Aim of the task —
Reproduce verbatim the stretch of material from the line containing "List 20 of the" through the line containing "radial-tick-label: -12 bbox=[256, 196, 269, 206]", including both end lines.

Data supplied —
┌──
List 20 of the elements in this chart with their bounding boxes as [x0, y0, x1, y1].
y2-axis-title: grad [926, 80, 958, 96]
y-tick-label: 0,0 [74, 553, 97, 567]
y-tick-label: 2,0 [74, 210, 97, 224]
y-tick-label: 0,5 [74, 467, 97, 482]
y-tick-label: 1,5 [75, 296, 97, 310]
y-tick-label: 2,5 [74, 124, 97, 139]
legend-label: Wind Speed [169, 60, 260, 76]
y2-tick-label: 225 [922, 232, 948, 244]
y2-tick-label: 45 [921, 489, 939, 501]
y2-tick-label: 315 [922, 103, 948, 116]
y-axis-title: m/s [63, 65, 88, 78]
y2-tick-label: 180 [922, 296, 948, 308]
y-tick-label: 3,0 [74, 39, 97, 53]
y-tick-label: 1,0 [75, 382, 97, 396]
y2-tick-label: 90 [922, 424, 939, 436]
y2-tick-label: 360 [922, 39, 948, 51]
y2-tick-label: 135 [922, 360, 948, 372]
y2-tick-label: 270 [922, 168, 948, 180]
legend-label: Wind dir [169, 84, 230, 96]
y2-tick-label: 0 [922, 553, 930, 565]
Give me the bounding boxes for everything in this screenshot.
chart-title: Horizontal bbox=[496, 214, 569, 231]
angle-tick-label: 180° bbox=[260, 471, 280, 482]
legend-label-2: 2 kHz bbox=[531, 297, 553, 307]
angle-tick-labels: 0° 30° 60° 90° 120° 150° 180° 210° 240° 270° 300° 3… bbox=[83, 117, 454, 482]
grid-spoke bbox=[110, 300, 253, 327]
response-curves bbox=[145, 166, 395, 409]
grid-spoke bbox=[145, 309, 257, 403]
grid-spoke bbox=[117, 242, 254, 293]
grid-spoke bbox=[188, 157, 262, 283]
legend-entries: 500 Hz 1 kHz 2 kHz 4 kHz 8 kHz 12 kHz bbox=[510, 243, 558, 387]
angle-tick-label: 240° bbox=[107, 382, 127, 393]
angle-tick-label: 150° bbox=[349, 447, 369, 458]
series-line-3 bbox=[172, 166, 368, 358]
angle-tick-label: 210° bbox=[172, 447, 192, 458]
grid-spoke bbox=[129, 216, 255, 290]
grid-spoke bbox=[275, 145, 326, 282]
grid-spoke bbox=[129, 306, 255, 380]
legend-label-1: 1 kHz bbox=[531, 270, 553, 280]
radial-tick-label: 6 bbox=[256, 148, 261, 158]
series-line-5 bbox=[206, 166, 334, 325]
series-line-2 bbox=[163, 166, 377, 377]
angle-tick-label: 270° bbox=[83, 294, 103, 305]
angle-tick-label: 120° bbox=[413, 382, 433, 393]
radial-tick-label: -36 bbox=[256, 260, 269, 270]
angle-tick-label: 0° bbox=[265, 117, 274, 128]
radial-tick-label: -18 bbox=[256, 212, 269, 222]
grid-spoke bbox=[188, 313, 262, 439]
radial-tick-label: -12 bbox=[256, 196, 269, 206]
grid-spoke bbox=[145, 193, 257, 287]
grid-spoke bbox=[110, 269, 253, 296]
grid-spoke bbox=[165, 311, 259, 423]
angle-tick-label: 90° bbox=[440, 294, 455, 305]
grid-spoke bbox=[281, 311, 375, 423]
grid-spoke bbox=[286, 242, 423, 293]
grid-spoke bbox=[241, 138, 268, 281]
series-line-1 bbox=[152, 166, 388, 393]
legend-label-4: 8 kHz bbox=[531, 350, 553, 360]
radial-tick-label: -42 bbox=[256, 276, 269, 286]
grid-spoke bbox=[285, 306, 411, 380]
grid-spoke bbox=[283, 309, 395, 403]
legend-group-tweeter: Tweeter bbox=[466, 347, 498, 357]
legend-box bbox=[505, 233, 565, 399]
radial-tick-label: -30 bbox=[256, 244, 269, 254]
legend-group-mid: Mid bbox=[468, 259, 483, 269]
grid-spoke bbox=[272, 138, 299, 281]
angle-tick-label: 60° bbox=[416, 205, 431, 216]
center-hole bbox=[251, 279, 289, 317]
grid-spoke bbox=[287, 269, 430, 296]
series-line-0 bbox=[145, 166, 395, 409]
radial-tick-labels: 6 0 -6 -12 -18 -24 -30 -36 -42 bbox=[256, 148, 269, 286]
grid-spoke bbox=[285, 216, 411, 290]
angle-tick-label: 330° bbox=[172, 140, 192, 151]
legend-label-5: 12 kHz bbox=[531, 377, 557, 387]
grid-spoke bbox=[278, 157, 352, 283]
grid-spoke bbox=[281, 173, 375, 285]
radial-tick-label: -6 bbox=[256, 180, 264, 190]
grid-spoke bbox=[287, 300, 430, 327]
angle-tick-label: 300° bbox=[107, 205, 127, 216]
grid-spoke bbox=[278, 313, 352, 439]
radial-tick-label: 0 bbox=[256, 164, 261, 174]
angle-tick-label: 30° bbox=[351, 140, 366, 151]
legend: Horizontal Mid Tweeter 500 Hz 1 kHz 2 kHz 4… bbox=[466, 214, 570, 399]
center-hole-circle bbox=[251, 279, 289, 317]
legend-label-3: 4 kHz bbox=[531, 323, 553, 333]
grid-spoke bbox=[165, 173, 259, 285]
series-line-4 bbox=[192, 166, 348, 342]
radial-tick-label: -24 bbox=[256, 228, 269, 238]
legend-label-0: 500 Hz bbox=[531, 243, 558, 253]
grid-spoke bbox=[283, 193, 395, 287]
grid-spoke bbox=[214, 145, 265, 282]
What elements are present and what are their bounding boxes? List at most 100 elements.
└──
┌──
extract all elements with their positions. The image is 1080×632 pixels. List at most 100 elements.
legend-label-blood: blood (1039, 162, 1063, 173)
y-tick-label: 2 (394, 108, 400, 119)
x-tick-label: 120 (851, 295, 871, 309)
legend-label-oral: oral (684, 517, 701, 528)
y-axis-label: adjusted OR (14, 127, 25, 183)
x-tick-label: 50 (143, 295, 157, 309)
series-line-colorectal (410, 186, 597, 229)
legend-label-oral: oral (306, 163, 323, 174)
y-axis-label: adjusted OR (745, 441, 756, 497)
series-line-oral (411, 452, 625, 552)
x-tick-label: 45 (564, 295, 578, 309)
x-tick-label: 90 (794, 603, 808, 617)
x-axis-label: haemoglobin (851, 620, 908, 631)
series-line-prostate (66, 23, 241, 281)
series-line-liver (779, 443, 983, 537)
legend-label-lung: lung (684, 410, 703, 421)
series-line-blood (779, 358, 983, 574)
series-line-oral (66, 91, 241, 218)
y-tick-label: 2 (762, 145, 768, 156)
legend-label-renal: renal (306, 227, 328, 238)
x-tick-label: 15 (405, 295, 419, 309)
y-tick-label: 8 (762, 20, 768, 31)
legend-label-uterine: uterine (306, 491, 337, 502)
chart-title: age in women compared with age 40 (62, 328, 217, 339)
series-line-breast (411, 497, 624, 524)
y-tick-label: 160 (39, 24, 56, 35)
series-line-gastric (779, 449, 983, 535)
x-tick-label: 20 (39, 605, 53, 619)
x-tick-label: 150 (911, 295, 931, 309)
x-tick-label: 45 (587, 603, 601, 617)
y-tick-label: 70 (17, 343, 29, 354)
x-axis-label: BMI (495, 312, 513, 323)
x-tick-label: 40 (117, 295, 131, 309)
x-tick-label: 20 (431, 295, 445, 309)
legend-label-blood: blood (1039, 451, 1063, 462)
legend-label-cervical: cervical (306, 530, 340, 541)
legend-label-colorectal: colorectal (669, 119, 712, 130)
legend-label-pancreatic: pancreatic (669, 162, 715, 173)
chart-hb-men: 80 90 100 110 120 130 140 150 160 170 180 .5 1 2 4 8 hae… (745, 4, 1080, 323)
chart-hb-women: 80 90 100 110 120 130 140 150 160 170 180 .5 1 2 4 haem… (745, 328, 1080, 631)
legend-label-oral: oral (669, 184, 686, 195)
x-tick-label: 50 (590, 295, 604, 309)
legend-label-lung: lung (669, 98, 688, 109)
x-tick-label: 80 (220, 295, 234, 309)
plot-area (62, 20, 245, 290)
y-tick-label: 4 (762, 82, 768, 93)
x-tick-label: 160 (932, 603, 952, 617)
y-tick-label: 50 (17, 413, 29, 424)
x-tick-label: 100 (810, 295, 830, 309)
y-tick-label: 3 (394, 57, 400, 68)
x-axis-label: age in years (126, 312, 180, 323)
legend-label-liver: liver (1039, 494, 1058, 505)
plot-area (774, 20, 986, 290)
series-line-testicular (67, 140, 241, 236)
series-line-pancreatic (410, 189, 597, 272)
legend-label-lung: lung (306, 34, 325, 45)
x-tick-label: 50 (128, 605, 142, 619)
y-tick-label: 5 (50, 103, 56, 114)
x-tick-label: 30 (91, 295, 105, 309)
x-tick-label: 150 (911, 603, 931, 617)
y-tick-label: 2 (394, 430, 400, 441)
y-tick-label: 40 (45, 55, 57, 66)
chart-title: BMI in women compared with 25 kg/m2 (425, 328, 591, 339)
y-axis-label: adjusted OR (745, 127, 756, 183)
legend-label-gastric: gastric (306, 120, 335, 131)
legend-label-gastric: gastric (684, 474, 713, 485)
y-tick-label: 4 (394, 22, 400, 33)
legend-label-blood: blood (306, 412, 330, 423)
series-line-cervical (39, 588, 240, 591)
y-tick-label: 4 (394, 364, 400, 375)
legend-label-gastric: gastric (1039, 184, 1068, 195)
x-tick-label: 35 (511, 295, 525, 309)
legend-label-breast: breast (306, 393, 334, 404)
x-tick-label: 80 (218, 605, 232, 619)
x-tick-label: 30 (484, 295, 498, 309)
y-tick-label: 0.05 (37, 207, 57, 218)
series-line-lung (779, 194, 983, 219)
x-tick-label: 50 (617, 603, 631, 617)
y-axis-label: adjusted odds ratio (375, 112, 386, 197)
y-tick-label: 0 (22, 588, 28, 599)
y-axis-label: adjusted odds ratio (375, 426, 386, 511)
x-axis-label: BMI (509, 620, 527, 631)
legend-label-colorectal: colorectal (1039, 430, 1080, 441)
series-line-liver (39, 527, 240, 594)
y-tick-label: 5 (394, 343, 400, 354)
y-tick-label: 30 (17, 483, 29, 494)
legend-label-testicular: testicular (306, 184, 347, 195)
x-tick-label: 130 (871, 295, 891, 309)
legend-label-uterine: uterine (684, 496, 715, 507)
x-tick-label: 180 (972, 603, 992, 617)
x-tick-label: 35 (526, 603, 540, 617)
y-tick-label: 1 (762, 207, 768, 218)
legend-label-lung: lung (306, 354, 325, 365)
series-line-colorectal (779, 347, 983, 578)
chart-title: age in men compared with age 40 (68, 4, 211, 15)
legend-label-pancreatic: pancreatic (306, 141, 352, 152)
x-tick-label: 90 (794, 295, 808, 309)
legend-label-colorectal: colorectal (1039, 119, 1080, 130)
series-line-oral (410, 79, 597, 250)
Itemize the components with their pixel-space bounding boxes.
└──
Result of the exercise —
List 20 of the elements in this chart with their bounding boxes as [x0, y0, x1, y1].
y2-axis-title: grad [926, 80, 958, 96]
y-tick-label: 0,0 [74, 553, 97, 567]
y-tick-label: 2,0 [74, 210, 97, 224]
y-tick-label: 0,5 [74, 467, 97, 482]
y-tick-label: 1,5 [75, 296, 97, 310]
y-tick-label: 2,5 [74, 124, 97, 139]
legend-label: Wind Speed [169, 60, 260, 76]
y2-tick-label: 225 [922, 232, 948, 244]
y2-tick-label: 45 [921, 489, 939, 501]
y2-tick-label: 315 [922, 103, 948, 116]
y-axis-title: m/s [63, 65, 88, 78]
y2-tick-label: 180 [922, 296, 948, 308]
y-tick-label: 3,0 [74, 39, 97, 53]
y-tick-label: 1,0 [75, 382, 97, 396]
y2-tick-label: 90 [922, 424, 939, 436]
y2-tick-label: 360 [922, 39, 948, 51]
y2-tick-label: 135 [922, 360, 948, 372]
y2-tick-label: 270 [922, 168, 948, 180]
legend-label: Wind dir [169, 84, 230, 96]
y2-tick-label: 0 [922, 553, 930, 565]
Give me the bounding boxes for everything in this screenshot.
chart-title: Horizontal bbox=[496, 214, 569, 231]
angle-tick-label: 180° bbox=[260, 471, 280, 482]
legend-label-2: 2 kHz bbox=[531, 297, 553, 307]
angle-tick-labels: 0° 30° 60° 90° 120° 150° 180° 210° 240° 270° 300° 3… bbox=[83, 117, 454, 482]
grid-spoke bbox=[110, 300, 253, 327]
response-curves bbox=[145, 166, 395, 409]
grid-spoke bbox=[145, 309, 257, 403]
grid-spoke bbox=[117, 242, 254, 293]
grid-spoke bbox=[188, 157, 262, 283]
legend-entries: 500 Hz 1 kHz 2 kHz 4 kHz 8 kHz 12 kHz bbox=[510, 243, 558, 387]
angle-tick-label: 240° bbox=[107, 382, 127, 393]
angle-tick-label: 150° bbox=[349, 447, 369, 458]
series-line-3 bbox=[172, 166, 368, 358]
angle-tick-label: 210° bbox=[172, 447, 192, 458]
grid-spoke bbox=[129, 216, 255, 290]
grid-spoke bbox=[275, 145, 326, 282]
grid-spoke bbox=[129, 306, 255, 380]
legend-label-1: 1 kHz bbox=[531, 270, 553, 280]
radial-tick-label: 6 bbox=[256, 148, 261, 158]
series-line-5 bbox=[206, 166, 334, 325]
series-line-2 bbox=[163, 166, 377, 377]
angle-tick-label: 270° bbox=[83, 294, 103, 305]
angle-tick-label: 120° bbox=[413, 382, 433, 393]
radial-tick-label: -36 bbox=[256, 260, 269, 270]
angle-tick-label: 0° bbox=[265, 117, 274, 128]
radial-tick-label: -18 bbox=[256, 212, 269, 222]
grid-spoke bbox=[188, 313, 262, 439]
radial-tick-label: -12 bbox=[256, 196, 269, 206]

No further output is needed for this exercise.